[BRIEF]: Go through the entries below and collect each line with the string "sustainability" in it.

***** TASK INPUTS

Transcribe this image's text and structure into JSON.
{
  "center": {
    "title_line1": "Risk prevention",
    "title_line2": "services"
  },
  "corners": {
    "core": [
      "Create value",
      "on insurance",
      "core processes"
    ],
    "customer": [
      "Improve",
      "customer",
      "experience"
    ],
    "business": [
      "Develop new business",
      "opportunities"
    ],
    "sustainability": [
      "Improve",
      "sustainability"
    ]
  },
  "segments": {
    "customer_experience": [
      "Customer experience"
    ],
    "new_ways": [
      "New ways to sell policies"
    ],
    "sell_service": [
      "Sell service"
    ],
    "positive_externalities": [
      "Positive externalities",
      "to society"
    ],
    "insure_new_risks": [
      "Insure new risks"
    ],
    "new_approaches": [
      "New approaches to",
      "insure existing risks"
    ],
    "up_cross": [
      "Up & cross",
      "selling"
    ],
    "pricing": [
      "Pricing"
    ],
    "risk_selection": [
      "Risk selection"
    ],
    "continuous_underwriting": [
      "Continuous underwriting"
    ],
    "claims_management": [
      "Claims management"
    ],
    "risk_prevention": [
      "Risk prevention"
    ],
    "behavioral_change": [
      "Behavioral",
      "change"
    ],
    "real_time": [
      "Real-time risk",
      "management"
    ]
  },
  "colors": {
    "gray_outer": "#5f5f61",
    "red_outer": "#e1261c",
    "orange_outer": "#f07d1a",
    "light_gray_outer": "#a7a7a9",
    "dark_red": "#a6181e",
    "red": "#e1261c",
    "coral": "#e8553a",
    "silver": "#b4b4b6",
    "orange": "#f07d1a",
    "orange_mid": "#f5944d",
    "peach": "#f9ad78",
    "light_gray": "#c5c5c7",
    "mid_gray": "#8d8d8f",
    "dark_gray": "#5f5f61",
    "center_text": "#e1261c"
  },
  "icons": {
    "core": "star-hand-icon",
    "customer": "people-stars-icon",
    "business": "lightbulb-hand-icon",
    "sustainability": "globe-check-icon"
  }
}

**********

[ANSWER FOR THE TASK]:
    "sustainability": [
      "sustainability"
    "sustainability": "globe-check-icon"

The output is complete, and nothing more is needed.